§ **Short problem**: Identify the lines in the data below that contain "arrow" and give only how many there are.

[Data records]
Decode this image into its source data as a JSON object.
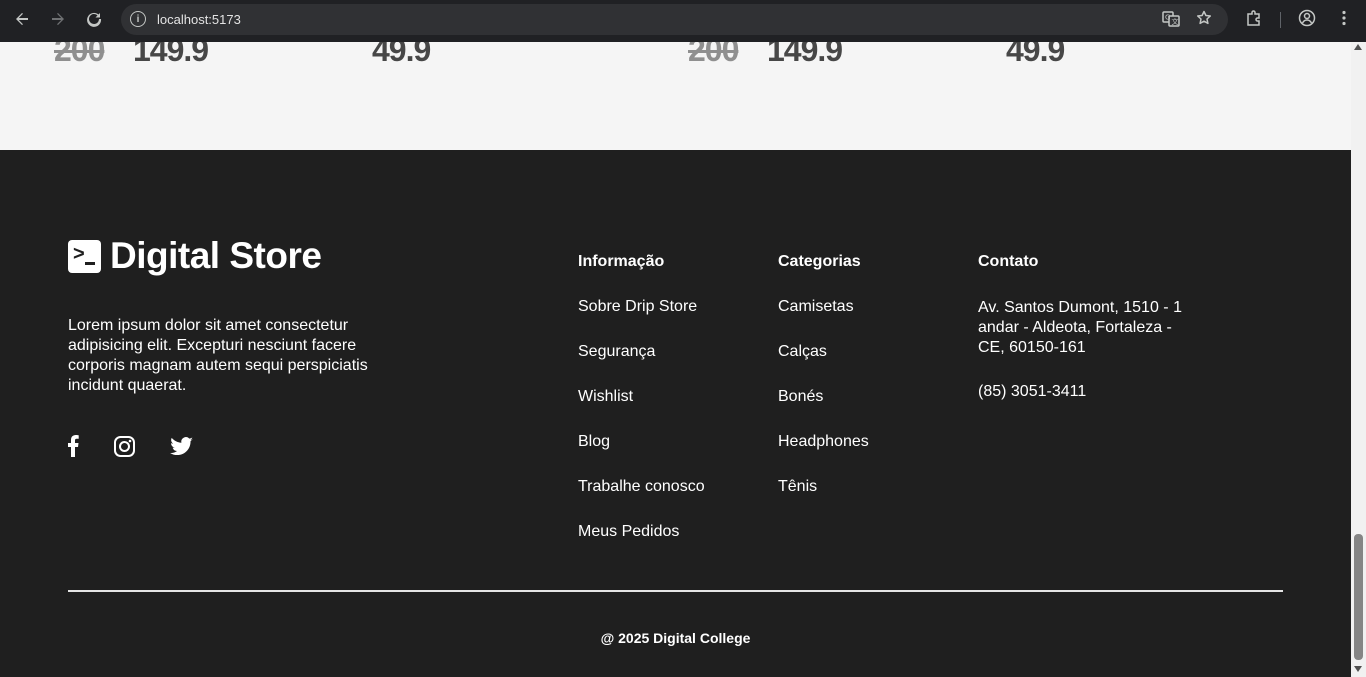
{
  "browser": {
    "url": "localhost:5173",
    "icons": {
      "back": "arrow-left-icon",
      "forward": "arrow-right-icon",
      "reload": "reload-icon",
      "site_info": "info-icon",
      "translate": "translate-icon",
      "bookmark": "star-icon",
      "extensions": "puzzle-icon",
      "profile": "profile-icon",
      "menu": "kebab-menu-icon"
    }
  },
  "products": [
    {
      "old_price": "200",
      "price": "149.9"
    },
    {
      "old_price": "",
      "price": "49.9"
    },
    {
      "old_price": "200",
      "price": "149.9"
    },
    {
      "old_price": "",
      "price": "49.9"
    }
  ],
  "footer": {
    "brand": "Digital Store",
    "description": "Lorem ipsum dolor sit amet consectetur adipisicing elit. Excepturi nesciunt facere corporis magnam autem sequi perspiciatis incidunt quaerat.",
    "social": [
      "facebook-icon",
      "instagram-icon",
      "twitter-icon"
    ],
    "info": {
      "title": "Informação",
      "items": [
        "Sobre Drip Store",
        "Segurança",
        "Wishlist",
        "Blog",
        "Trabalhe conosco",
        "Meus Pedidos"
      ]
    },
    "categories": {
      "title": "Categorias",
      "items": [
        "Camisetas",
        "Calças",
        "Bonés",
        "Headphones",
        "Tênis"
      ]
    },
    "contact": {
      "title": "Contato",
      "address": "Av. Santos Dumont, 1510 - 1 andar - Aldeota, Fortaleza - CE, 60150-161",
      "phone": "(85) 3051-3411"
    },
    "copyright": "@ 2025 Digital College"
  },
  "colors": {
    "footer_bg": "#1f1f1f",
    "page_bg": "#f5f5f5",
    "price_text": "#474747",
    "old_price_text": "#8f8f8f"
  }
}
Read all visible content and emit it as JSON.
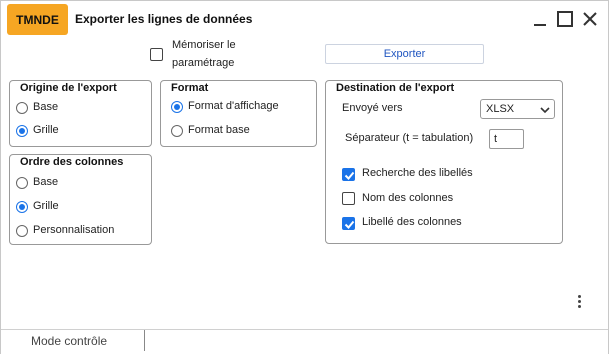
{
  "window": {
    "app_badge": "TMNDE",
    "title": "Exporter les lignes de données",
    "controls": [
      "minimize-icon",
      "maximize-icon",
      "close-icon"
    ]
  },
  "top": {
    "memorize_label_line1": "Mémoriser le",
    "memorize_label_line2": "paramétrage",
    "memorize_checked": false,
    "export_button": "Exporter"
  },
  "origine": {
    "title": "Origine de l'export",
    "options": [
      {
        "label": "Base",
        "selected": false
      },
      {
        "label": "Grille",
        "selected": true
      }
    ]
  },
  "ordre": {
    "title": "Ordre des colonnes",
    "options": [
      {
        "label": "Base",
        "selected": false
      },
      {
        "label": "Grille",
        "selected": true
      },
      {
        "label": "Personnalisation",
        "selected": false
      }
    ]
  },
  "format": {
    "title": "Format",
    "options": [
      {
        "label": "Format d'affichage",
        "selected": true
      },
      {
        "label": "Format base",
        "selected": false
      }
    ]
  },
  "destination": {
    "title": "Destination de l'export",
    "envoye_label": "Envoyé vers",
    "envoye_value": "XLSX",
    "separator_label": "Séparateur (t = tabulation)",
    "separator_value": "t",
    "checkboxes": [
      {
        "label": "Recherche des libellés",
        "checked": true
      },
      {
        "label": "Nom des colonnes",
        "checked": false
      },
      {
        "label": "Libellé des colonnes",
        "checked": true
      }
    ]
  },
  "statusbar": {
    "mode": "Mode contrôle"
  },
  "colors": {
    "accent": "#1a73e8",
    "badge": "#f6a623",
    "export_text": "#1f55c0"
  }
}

§ **Output below**: 2